» Records for this exercise
_ _ _ _ _ _ _

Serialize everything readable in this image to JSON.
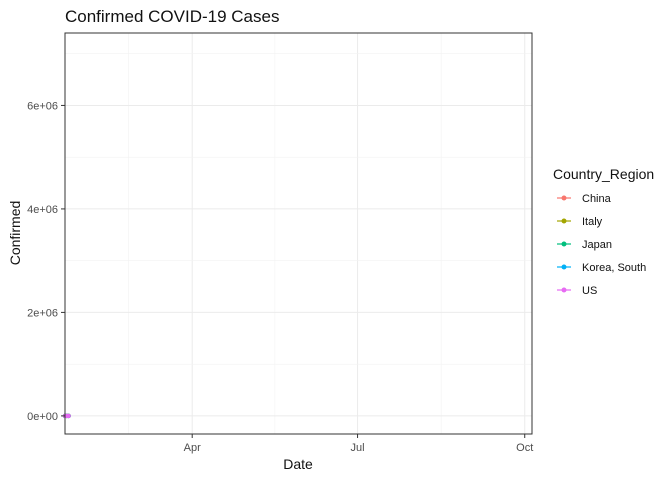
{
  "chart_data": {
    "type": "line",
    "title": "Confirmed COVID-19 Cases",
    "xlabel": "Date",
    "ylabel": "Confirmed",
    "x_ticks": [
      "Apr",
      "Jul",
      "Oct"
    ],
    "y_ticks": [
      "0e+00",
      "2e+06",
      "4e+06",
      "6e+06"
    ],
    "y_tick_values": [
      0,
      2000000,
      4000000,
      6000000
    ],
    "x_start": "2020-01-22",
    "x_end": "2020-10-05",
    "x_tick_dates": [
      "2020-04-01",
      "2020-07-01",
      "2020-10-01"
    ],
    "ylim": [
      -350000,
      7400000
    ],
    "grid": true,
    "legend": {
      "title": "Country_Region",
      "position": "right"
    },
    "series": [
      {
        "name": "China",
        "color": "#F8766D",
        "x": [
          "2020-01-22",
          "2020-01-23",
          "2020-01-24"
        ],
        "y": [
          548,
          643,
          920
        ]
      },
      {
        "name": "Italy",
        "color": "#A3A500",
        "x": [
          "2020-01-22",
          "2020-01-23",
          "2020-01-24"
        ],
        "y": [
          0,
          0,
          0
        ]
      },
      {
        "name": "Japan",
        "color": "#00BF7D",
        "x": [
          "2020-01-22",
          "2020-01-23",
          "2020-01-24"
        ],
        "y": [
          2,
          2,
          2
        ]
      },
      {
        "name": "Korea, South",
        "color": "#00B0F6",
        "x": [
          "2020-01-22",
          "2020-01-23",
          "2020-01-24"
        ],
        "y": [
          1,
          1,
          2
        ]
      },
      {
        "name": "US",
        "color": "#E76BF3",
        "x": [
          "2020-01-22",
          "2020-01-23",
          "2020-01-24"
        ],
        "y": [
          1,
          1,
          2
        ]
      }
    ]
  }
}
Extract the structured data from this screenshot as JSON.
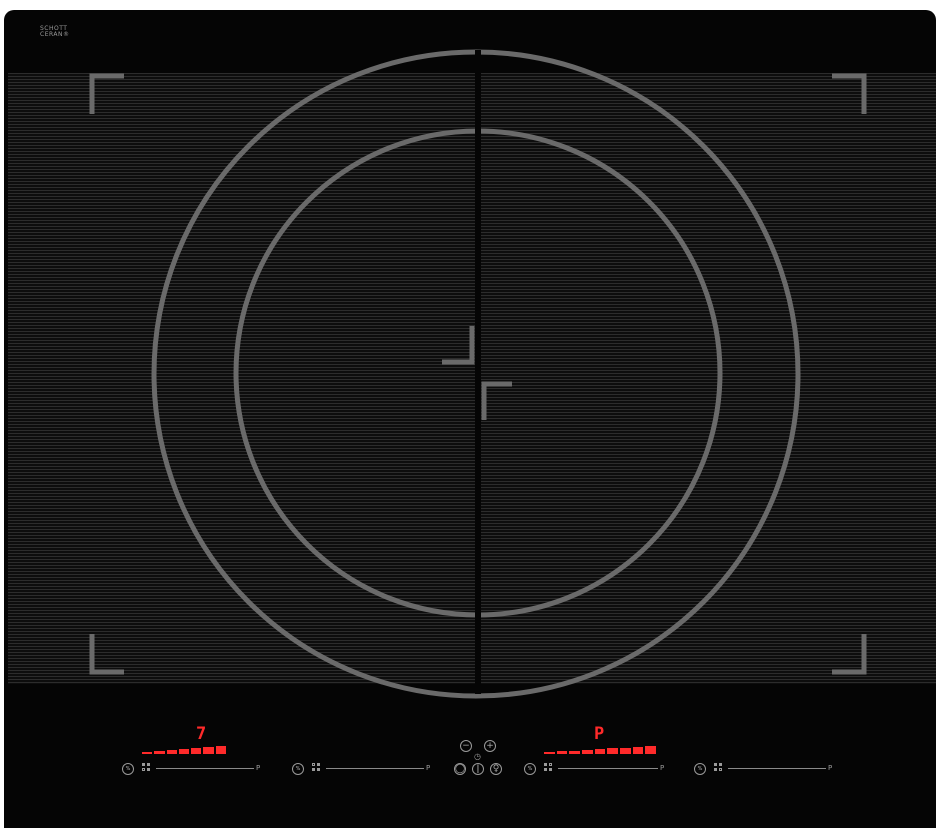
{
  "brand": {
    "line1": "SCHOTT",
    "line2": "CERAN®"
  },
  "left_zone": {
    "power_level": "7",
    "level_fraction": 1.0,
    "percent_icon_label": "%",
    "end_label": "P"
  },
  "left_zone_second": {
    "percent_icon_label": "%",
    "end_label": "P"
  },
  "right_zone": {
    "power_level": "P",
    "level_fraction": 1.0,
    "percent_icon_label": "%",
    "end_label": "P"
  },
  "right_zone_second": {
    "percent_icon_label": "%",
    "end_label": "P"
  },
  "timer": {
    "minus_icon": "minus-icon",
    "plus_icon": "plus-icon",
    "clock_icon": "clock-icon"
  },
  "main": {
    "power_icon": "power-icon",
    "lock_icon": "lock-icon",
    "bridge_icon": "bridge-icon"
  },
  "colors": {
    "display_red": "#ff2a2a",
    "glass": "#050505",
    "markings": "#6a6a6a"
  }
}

_ _ _ _ _ _ _

» What the task requires
Write out again every line above exactly as given; the pictures do not belong in the copy.

» Solution for this task
Serialize everything readable in this image to JSON.
{
  "chart_data": {
    "type": "line",
    "title": "Confirmed COVID-19 Cases",
    "xlabel": "Date",
    "ylabel": "Confirmed",
    "x_ticks": [
      "Apr",
      "Jul",
      "Oct"
    ],
    "y_ticks": [
      "0e+00",
      "2e+06",
      "4e+06",
      "6e+06"
    ],
    "y_tick_values": [
      0,
      2000000,
      4000000,
      6000000
    ],
    "x_start": "2020-01-22",
    "x_end": "2020-10-05",
    "x_tick_dates": [
      "2020-04-01",
      "2020-07-01",
      "2020-10-01"
    ],
    "ylim": [
      -350000,
      7400000
    ],
    "grid": true,
    "legend": {
      "title": "Country_Region",
      "position": "right"
    },
    "series": [
      {
        "name": "China",
        "color": "#F8766D",
        "x": [
          "2020-01-22",
          "2020-01-23",
          "2020-01-24"
        ],
        "y": [
          548,
          643,
          920
        ]
      },
      {
        "name": "Italy",
        "color": "#A3A500",
        "x": [
          "2020-01-22",
          "2020-01-23",
          "2020-01-24"
        ],
        "y": [
          0,
          0,
          0
        ]
      },
      {
        "name": "Japan",
        "color": "#00BF7D",
        "x": [
          "2020-01-22",
          "2020-01-23",
          "2020-01-24"
        ],
        "y": [
          2,
          2,
          2
        ]
      },
      {
        "name": "Korea, South",
        "color": "#00B0F6",
        "x": [
          "2020-01-22",
          "2020-01-23",
          "2020-01-24"
        ],
        "y": [
          1,
          1,
          2
        ]
      },
      {
        "name": "US",
        "color": "#E76BF3",
        "x": [
          "2020-01-22",
          "2020-01-23",
          "2020-01-24"
        ],
        "y": [
          1,
          1,
          2
        ]
      }
    ]
  }
}
Extract the structured data from this screenshot as JSON.
{
  "brand": {
    "line1": "SCHOTT",
    "line2": "CERAN®"
  },
  "left_zone": {
    "power_level": "7",
    "level_fraction": 1.0,
    "percent_icon_label": "%",
    "end_label": "P"
  },
  "left_zone_second": {
    "percent_icon_label": "%",
    "end_label": "P"
  },
  "right_zone": {
    "power_level": "P",
    "level_fraction": 1.0,
    "percent_icon_label": "%",
    "end_label": "P"
  },
  "right_zone_second": {
    "percent_icon_label": "%",
    "end_label": "P"
  },
  "timer": {
    "minus_icon": "minus-icon",
    "plus_icon": "plus-icon",
    "clock_icon": "clock-icon"
  },
  "main": {
    "power_icon": "power-icon",
    "lock_icon": "lock-icon",
    "bridge_icon": "bridge-icon"
  },
  "colors": {
    "display_red": "#ff2a2a",
    "glass": "#050505",
    "markings": "#6a6a6a"
  }
}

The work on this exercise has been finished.